*EXERCISE TASK*
Keep the pictures out of the copy and repeat the records exactly.

*INFORMATION PROVIDED*
++++++++++

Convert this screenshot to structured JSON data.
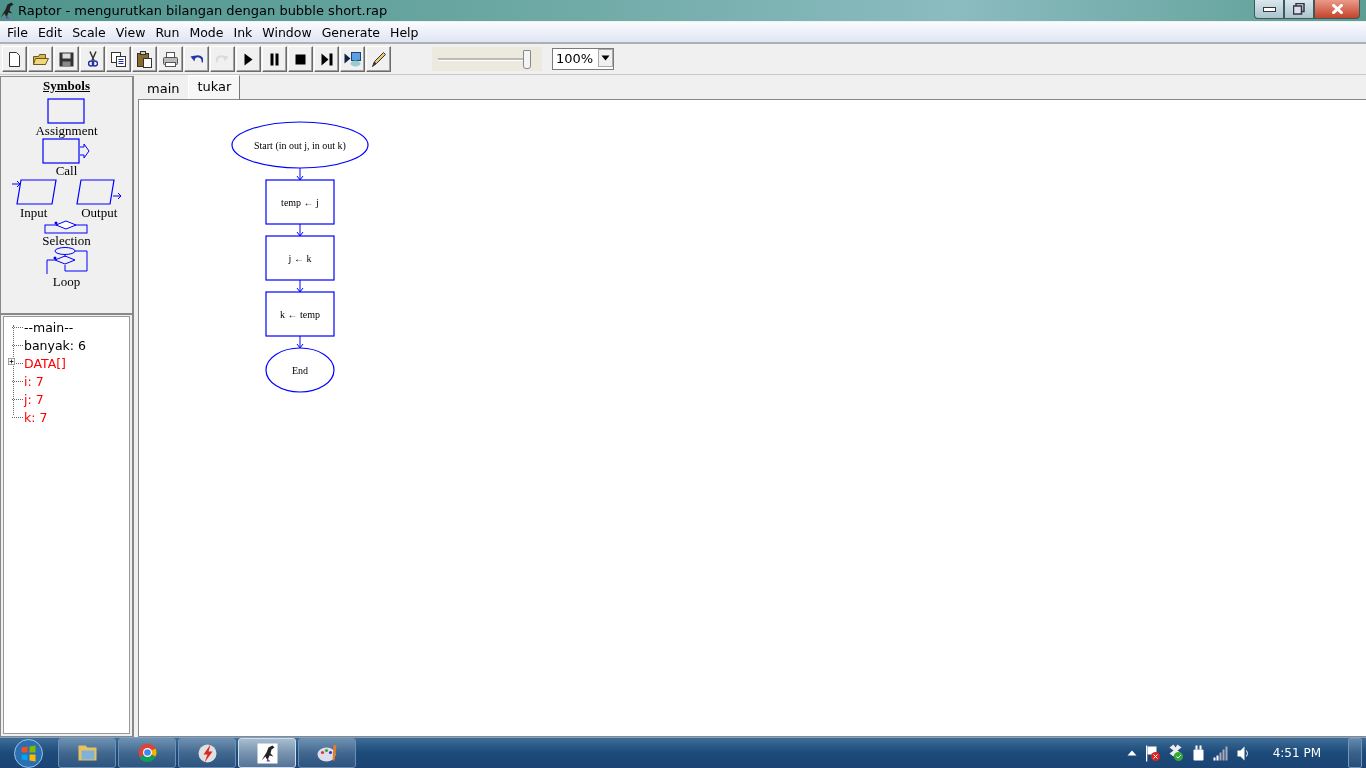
{
  "window": {
    "title": "Raptor - mengurutkan bilangan dengan bubble short.rap"
  },
  "menu": [
    "File",
    "Edit",
    "Scale",
    "View",
    "Run",
    "Mode",
    "Ink",
    "Window",
    "Generate",
    "Help"
  ],
  "toolbar": {
    "buttons": [
      {
        "kind": "new",
        "disabled": false
      },
      {
        "kind": "open",
        "disabled": false
      },
      {
        "kind": "save",
        "disabled": false
      },
      {
        "kind": "cut",
        "disabled": false
      },
      {
        "kind": "copy",
        "disabled": false
      },
      {
        "kind": "paste",
        "disabled": false
      },
      {
        "kind": "print",
        "disabled": false
      },
      {
        "kind": "undo",
        "disabled": false
      },
      {
        "kind": "redo",
        "disabled": true
      },
      {
        "kind": "run",
        "disabled": false
      },
      {
        "kind": "pause",
        "disabled": false
      },
      {
        "kind": "stop",
        "disabled": false
      },
      {
        "kind": "step",
        "disabled": false
      },
      {
        "kind": "monitor",
        "disabled": false
      },
      {
        "kind": "pen",
        "disabled": false
      }
    ],
    "speed": {
      "level": 0.97
    },
    "zoom": {
      "value": "100%"
    }
  },
  "symbols": {
    "title": "Symbols",
    "items": [
      {
        "kind": "assignment",
        "label": "Assignment"
      },
      {
        "kind": "call",
        "label": "Call"
      },
      {
        "kind": "input",
        "label": "Input"
      },
      {
        "kind": "output",
        "label": "Output"
      },
      {
        "kind": "selection",
        "label": "Selection"
      },
      {
        "kind": "loop",
        "label": "Loop"
      }
    ]
  },
  "variables": [
    {
      "label": "--main--",
      "changed": false,
      "expandable": false
    },
    {
      "label": "banyak: 6",
      "changed": false,
      "expandable": false
    },
    {
      "label": "DATA[]",
      "changed": true,
      "expandable": true
    },
    {
      "label": "i: 7",
      "changed": true,
      "expandable": false
    },
    {
      "label": "j: 7",
      "changed": true,
      "expandable": false
    },
    {
      "label": "k: 7",
      "changed": true,
      "expandable": false
    }
  ],
  "tabs": [
    {
      "label": "main",
      "selected": false
    },
    {
      "label": "tukar",
      "selected": true
    }
  ],
  "flowchart": {
    "nodes": [
      {
        "kind": "terminal",
        "text": "Start (in out j, in out k)"
      },
      {
        "kind": "assignment",
        "text": "temp ← j"
      },
      {
        "kind": "assignment",
        "text": "j ← k"
      },
      {
        "kind": "assignment",
        "text": "k ← temp"
      },
      {
        "kind": "terminal",
        "text": "End"
      }
    ]
  },
  "taskbar": {
    "apps": [
      {
        "kind": "folder",
        "active": false
      },
      {
        "kind": "browser",
        "active": false
      },
      {
        "kind": "lightning",
        "active": false
      },
      {
        "kind": "dinosaur",
        "active": true
      },
      {
        "kind": "palette",
        "active": false
      }
    ],
    "clock": "4:51 PM"
  }
}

++++++++++

*OUTPUT*
Convert this screenshot to structured JSON data.
{
  "window": {
    "title": "Raptor - mengurutkan bilangan dengan bubble short.rap"
  },
  "menu": [
    "File",
    "Edit",
    "Scale",
    "View",
    "Run",
    "Mode",
    "Ink",
    "Window",
    "Generate",
    "Help"
  ],
  "toolbar": {
    "buttons": [
      {
        "kind": "new",
        "disabled": false
      },
      {
        "kind": "open",
        "disabled": false
      },
      {
        "kind": "save",
        "disabled": false
      },
      {
        "kind": "cut",
        "disabled": false
      },
      {
        "kind": "copy",
        "disabled": false
      },
      {
        "kind": "paste",
        "disabled": false
      },
      {
        "kind": "print",
        "disabled": false
      },
      {
        "kind": "undo",
        "disabled": false
      },
      {
        "kind": "redo",
        "disabled": true
      },
      {
        "kind": "run",
        "disabled": false
      },
      {
        "kind": "pause",
        "disabled": false
      },
      {
        "kind": "stop",
        "disabled": false
      },
      {
        "kind": "step",
        "disabled": false
      },
      {
        "kind": "monitor",
        "disabled": false
      },
      {
        "kind": "pen",
        "disabled": false
      }
    ],
    "speed": {
      "level": 0.97
    },
    "zoom": {
      "value": "100%"
    }
  },
  "symbols": {
    "title": "Symbols",
    "items": [
      {
        "kind": "assignment",
        "label": "Assignment"
      },
      {
        "kind": "call",
        "label": "Call"
      },
      {
        "kind": "input",
        "label": "Input"
      },
      {
        "kind": "output",
        "label": "Output"
      },
      {
        "kind": "selection",
        "label": "Selection"
      },
      {
        "kind": "loop",
        "label": "Loop"
      }
    ]
  },
  "variables": [
    {
      "label": "--main--",
      "changed": false,
      "expandable": false
    },
    {
      "label": "banyak: 6",
      "changed": false,
      "expandable": false
    },
    {
      "label": "DATA[]",
      "changed": true,
      "expandable": true
    },
    {
      "label": "i: 7",
      "changed": true,
      "expandable": false
    },
    {
      "label": "j: 7",
      "changed": true,
      "expandable": false
    },
    {
      "label": "k: 7",
      "changed": true,
      "expandable": false
    }
  ],
  "tabs": [
    {
      "label": "main",
      "selected": false
    },
    {
      "label": "tukar",
      "selected": true
    }
  ],
  "flowchart": {
    "nodes": [
      {
        "kind": "terminal",
        "text": "Start (in out j, in out k)"
      },
      {
        "kind": "assignment",
        "text": "temp ← j"
      },
      {
        "kind": "assignment",
        "text": "j ← k"
      },
      {
        "kind": "assignment",
        "text": "k ← temp"
      },
      {
        "kind": "terminal",
        "text": "End"
      }
    ]
  },
  "taskbar": {
    "apps": [
      {
        "kind": "folder",
        "active": false
      },
      {
        "kind": "browser",
        "active": false
      },
      {
        "kind": "lightning",
        "active": false
      },
      {
        "kind": "dinosaur",
        "active": true
      },
      {
        "kind": "palette",
        "active": false
      }
    ],
    "clock": "4:51 PM"
  }
}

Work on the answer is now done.